STORED ROWS:

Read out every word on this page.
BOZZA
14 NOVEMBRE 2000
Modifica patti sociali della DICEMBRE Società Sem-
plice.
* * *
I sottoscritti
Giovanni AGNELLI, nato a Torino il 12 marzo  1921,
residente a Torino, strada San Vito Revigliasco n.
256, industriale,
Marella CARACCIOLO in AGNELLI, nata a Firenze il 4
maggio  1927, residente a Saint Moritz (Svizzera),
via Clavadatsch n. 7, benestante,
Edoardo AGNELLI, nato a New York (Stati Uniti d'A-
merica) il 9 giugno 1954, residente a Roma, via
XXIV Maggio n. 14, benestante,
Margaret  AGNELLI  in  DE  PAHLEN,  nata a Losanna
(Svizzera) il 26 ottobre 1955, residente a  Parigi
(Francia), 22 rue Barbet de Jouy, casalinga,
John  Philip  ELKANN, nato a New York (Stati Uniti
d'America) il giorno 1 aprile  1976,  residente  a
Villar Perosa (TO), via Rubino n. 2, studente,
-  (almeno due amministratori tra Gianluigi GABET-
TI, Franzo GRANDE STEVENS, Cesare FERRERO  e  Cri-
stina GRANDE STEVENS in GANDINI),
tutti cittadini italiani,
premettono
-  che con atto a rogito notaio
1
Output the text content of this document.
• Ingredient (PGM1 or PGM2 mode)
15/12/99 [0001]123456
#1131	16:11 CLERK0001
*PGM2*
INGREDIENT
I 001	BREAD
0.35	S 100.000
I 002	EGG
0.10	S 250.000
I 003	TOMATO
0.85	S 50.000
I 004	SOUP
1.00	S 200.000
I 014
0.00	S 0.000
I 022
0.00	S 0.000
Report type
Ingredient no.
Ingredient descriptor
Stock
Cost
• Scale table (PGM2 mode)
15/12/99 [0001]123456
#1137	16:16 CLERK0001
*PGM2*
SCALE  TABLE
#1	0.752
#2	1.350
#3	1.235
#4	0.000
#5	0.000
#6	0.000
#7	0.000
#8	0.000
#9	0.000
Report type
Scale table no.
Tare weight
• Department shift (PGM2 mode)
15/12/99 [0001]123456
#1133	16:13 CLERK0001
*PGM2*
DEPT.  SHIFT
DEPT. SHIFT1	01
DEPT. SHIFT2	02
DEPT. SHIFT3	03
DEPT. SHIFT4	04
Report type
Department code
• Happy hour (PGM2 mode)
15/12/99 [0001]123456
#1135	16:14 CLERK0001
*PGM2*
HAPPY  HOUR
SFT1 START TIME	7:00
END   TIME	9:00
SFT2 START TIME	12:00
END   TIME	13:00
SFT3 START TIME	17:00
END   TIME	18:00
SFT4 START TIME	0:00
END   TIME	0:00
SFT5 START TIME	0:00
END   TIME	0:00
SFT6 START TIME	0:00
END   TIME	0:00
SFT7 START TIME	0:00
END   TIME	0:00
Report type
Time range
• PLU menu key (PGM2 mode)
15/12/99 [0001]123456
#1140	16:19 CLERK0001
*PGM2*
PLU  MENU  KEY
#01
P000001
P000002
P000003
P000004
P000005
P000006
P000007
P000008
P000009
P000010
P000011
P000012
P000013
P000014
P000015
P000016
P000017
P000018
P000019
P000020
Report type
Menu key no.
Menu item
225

PROBLEM DETAILS: Show every line above in which the word "AGNELLI" occurs.

WORKED SOLUTION:
Giovanni AGNELLI, nato a Torino il 12 marzo  1921,
Marella CARACCIOLO in AGNELLI, nata a Firenze il 4
Edoardo AGNELLI, nato a New York (Stati Uniti d'A-
Margaret  AGNELLI  in  DE  PAHLEN,  nata a Losanna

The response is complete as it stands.